— Exercise —
Copy every line of the records below that holds the word "ionizing".

[Begin Provided information]

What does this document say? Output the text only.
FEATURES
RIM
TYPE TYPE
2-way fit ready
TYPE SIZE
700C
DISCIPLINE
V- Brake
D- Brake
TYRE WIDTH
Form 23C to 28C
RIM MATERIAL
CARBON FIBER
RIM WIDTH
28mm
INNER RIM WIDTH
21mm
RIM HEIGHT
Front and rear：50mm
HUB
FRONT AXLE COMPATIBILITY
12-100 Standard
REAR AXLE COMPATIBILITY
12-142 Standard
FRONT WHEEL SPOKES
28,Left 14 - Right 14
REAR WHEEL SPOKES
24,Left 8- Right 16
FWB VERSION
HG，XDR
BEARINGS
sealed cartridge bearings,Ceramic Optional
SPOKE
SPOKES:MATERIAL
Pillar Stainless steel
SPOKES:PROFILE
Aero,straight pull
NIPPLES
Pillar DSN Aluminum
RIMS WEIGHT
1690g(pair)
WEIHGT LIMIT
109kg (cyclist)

[End Provided information]
[Begin Provided information]

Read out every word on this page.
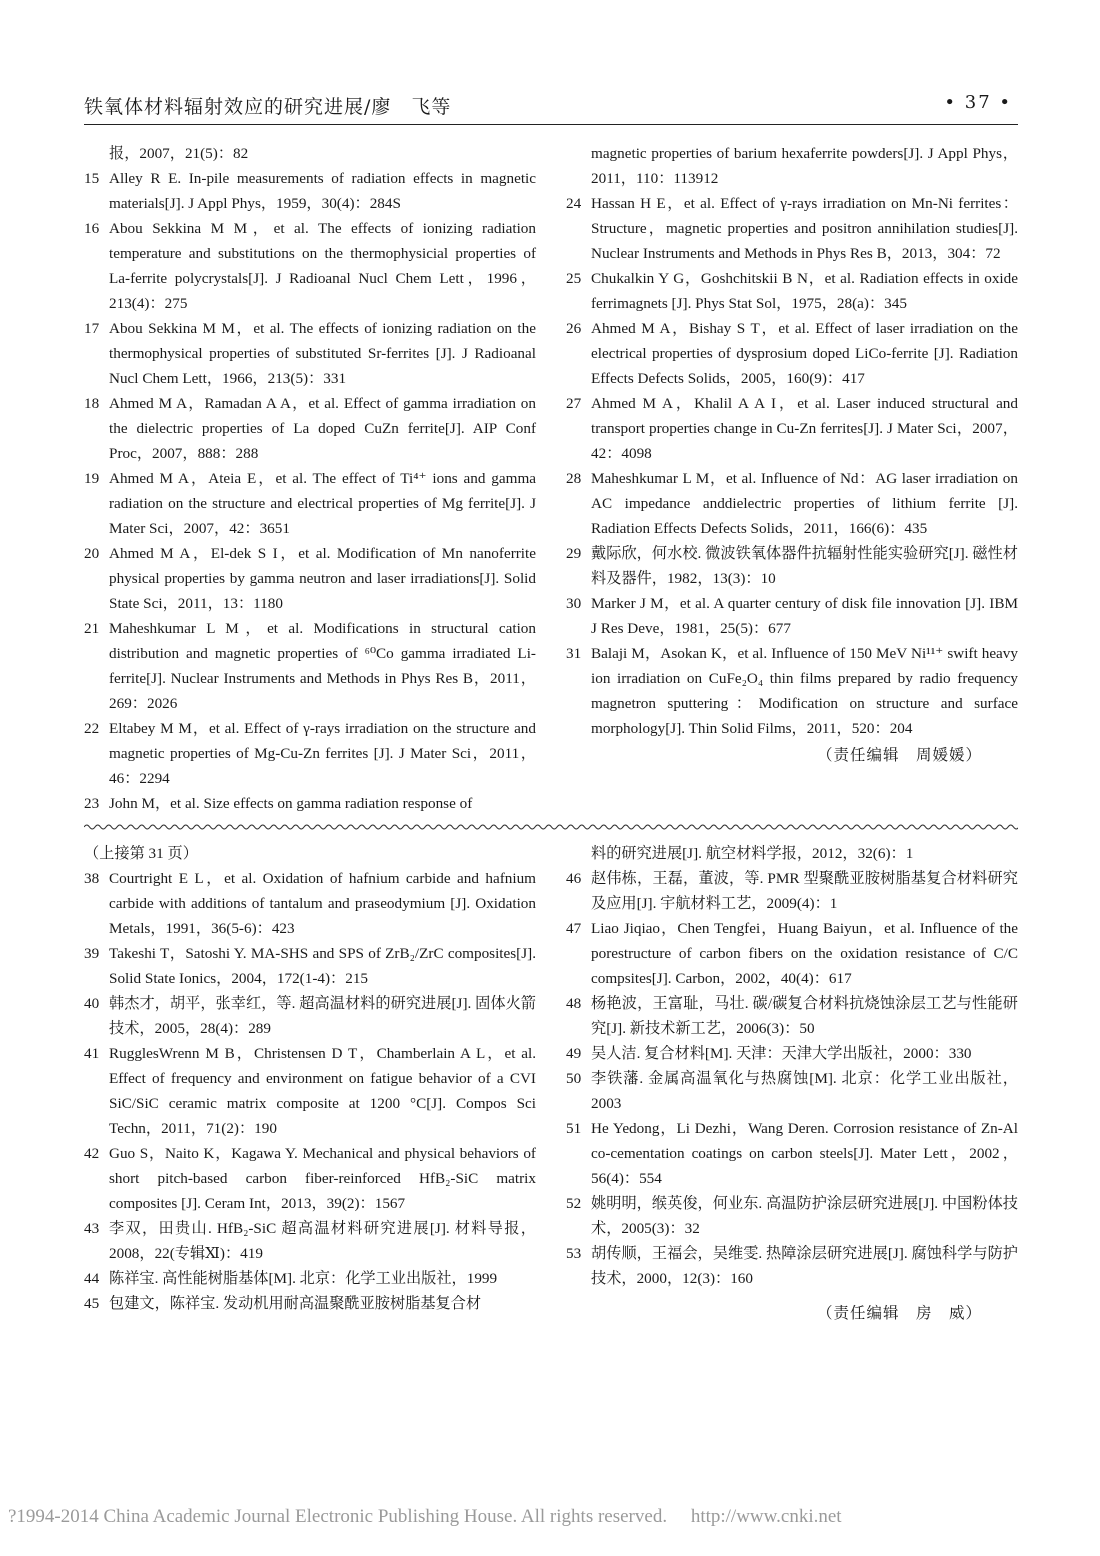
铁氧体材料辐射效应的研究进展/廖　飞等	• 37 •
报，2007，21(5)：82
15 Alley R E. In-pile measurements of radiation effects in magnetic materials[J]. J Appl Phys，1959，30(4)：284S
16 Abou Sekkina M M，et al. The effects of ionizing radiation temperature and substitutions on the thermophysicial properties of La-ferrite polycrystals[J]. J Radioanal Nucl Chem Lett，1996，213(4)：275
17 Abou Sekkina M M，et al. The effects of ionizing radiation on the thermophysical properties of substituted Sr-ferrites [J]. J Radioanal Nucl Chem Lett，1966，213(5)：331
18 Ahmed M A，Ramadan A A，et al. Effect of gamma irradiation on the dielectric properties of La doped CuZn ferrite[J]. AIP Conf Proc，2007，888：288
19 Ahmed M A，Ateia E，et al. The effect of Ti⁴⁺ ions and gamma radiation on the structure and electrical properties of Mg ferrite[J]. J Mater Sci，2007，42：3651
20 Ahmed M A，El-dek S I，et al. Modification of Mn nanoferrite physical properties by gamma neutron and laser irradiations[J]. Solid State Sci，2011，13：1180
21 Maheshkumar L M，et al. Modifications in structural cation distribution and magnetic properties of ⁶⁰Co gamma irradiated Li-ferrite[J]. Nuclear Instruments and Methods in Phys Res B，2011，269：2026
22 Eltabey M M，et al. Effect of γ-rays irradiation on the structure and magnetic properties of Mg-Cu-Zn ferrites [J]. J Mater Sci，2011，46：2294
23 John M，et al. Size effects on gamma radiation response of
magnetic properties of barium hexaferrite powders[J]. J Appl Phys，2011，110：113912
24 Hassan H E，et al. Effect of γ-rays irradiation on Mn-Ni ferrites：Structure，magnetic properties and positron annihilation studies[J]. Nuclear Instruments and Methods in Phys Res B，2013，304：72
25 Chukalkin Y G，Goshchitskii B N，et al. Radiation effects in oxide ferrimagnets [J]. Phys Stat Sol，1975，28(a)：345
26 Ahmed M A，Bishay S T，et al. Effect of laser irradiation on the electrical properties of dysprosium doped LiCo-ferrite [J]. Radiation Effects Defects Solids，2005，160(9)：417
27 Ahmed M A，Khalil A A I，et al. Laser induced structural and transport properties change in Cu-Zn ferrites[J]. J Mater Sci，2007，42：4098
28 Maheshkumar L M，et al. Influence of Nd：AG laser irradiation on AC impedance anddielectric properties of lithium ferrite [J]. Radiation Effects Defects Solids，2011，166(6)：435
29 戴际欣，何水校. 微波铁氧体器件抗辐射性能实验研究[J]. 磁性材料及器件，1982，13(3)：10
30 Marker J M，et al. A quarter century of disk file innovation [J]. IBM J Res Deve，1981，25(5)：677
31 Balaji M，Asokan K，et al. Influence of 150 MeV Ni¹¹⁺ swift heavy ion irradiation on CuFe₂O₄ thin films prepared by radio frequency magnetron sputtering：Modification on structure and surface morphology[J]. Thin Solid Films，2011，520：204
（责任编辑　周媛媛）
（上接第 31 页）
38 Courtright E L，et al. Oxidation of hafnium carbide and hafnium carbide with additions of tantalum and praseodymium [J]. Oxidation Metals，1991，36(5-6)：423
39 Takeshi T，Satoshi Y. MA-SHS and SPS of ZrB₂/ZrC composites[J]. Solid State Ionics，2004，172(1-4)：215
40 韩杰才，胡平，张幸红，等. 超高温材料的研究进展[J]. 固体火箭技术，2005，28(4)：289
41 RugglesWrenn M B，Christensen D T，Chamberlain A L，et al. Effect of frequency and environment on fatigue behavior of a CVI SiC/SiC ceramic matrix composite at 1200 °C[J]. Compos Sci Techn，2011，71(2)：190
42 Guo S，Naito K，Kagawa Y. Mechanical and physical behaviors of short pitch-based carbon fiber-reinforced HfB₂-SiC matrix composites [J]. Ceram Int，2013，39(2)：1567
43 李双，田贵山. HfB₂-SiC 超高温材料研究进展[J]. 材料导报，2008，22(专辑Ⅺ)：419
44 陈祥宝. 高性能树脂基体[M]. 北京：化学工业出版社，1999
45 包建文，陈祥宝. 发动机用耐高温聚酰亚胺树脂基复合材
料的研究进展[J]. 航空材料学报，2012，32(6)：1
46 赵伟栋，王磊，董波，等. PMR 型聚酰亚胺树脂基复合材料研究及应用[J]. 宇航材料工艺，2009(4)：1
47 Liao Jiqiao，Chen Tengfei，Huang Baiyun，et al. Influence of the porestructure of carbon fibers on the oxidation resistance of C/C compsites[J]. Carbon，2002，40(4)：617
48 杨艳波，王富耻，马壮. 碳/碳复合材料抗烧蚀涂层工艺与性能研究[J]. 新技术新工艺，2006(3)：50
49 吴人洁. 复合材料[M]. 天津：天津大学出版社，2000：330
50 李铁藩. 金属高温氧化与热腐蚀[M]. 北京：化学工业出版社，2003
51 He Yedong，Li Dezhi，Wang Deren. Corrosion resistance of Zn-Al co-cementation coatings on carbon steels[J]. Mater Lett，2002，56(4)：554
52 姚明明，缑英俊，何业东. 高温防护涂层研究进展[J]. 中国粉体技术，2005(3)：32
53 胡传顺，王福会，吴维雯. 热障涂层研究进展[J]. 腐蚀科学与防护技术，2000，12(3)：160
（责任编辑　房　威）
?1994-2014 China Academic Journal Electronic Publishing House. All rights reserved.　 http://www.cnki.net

[End Provided information]
[Begin Provided information]

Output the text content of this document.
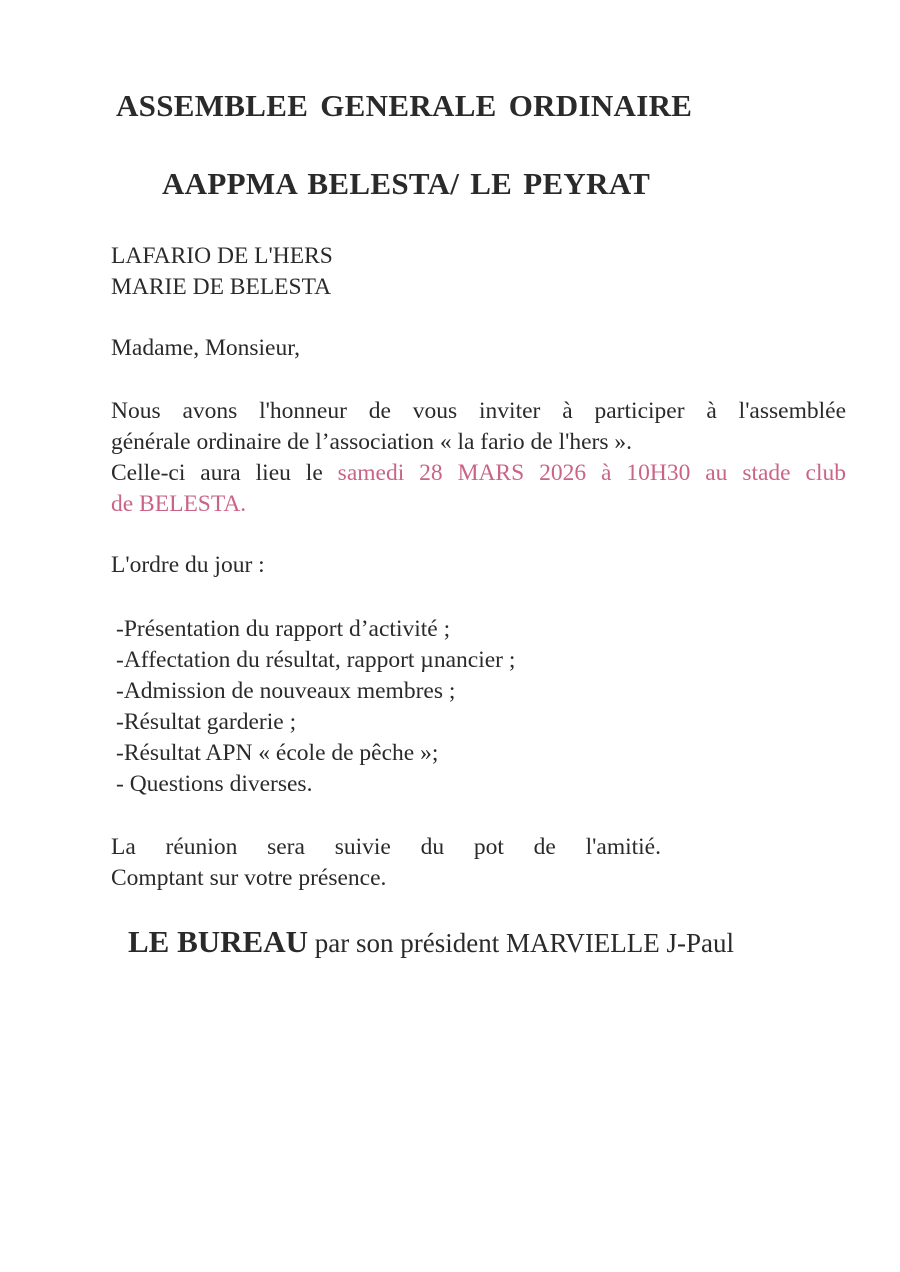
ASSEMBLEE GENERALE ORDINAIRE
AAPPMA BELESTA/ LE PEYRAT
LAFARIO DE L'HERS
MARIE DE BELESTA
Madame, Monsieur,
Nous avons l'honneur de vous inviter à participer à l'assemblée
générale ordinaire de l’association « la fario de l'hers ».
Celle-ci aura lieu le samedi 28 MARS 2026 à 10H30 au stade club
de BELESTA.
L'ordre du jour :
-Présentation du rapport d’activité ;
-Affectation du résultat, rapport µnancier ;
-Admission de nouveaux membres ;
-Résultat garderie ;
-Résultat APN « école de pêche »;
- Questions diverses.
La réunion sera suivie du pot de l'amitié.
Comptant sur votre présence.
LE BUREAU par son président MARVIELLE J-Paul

[End Provided information]

— Exercise result —
16 Abou Sekkina M M，et al. The effects of ionizing radiation temperature and substitutions on the thermophysicial properties of La-ferrite polycrystals[J]. J Radioanal Nucl Chem Lett，1996，213(4)：275
17 Abou Sekkina M M，et al. The effects of ionizing radiation on the thermophysical properties of substituted Sr-ferrites [J]. J Radioanal Nucl Chem Lett，1966，213(5)：331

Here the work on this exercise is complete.